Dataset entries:

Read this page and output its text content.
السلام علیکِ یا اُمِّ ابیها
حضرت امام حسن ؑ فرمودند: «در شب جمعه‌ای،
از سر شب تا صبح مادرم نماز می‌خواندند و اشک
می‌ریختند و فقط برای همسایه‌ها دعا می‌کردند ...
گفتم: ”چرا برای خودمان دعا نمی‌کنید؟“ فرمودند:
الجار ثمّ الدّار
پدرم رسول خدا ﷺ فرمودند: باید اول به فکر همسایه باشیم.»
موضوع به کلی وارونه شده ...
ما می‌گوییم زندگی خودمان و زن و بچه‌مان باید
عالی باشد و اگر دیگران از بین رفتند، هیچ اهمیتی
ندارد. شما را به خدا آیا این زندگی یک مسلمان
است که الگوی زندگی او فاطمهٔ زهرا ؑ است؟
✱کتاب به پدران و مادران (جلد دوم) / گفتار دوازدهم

- [WRITTEN TASK]:
Copy out the full material exactly as it appears.

- [SOLUTION]:
Read this page and output its text content.
السلام علیکِ یا اُمِّ ابیها
حضرت امام حسن ؑ فرمودند: «در شب جمعه‌ای،
از سر شب تا صبح مادرم نماز می‌خواندند و اشک
می‌ریختند و فقط برای همسایه‌ها دعا می‌کردند ...
گفتم: ”چرا برای خودمان دعا نمی‌کنید؟“ فرمودند:
الجار ثمّ الدّار
پدرم رسول خدا ﷺ فرمودند: باید اول به فکر همسایه باشیم.»
موضوع به کلی وارونه شده ...
ما می‌گوییم زندگی خودمان و زن و بچه‌مان باید
عالی باشد و اگر دیگران از بین رفتند، هیچ اهمیتی
ندارد. شما را به خدا آیا این زندگی یک مسلمان
است که الگوی زندگی او فاطمهٔ زهرا ؑ است؟
✱کتاب به پدران و مادران (جلد دوم) / گفتار دوازدهم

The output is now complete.